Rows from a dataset
◇ ◇ ◇ ◇ ◇ ◇ ◇

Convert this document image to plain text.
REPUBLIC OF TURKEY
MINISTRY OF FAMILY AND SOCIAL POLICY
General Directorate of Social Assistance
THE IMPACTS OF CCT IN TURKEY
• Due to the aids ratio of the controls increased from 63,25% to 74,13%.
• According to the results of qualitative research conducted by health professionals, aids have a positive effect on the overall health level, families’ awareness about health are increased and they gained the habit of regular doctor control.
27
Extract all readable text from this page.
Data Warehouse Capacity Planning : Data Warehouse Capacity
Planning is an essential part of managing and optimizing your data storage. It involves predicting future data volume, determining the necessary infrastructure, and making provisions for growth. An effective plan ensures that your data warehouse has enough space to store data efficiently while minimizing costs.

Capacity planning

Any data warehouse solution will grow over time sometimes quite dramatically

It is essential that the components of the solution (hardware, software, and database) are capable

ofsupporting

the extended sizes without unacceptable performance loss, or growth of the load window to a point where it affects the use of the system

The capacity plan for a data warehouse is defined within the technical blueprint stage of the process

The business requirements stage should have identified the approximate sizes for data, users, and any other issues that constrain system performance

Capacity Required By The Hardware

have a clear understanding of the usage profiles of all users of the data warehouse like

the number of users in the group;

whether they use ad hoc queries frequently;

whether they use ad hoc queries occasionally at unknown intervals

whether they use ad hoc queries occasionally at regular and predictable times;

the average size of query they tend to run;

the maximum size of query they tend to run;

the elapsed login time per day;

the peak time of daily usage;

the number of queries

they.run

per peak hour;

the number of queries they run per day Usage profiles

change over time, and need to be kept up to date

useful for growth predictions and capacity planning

◇ ◇ ◇ ◇ ◇ ◇ ◇

Show every line from the listing above in which the string "occasionally" appears.

_Written answer:_
whether they use ad hoc queries occasionally at unknown intervals
whether they use ad hoc queries occasionally at regular and predictable times;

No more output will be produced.